• [Written exercise] Gather each line in the entries that includes the string "Revoked".

Data entries
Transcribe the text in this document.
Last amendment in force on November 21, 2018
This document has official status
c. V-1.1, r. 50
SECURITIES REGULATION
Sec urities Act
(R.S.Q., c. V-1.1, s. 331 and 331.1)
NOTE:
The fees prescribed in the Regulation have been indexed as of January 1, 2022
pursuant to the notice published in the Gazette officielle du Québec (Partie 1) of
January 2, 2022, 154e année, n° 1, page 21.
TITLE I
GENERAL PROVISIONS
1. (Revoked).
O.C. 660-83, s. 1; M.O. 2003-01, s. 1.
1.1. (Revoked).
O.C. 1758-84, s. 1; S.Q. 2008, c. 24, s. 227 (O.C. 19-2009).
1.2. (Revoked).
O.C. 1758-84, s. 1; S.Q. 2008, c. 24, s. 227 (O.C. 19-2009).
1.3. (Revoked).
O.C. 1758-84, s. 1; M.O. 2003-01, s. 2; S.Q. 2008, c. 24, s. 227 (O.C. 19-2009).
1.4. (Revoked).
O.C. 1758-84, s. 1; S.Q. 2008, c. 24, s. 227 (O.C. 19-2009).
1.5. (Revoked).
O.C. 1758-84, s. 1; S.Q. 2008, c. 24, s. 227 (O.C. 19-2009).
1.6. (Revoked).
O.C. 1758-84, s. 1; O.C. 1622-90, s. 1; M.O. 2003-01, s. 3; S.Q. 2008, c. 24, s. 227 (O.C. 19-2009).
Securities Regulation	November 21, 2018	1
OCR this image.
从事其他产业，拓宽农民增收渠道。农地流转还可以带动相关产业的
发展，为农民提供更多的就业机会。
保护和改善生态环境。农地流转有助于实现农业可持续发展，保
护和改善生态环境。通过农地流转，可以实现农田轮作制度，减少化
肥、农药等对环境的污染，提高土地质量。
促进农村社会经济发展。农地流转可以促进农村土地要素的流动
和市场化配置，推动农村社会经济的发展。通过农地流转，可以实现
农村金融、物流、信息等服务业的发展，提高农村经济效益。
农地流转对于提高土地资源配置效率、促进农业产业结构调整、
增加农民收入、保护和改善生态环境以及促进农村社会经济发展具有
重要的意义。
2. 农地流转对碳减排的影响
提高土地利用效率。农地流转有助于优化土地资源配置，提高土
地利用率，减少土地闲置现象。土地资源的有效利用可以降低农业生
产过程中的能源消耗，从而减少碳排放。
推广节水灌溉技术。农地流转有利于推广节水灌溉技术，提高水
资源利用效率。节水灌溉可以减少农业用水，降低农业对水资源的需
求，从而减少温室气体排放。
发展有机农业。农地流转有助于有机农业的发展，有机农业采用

• [Correct output]
1. (Revoked).
1.1. (Revoked).
1.2. (Revoked).
1.3. (Revoked).
1.4. (Revoked).
1.5. (Revoked).
1.6. (Revoked).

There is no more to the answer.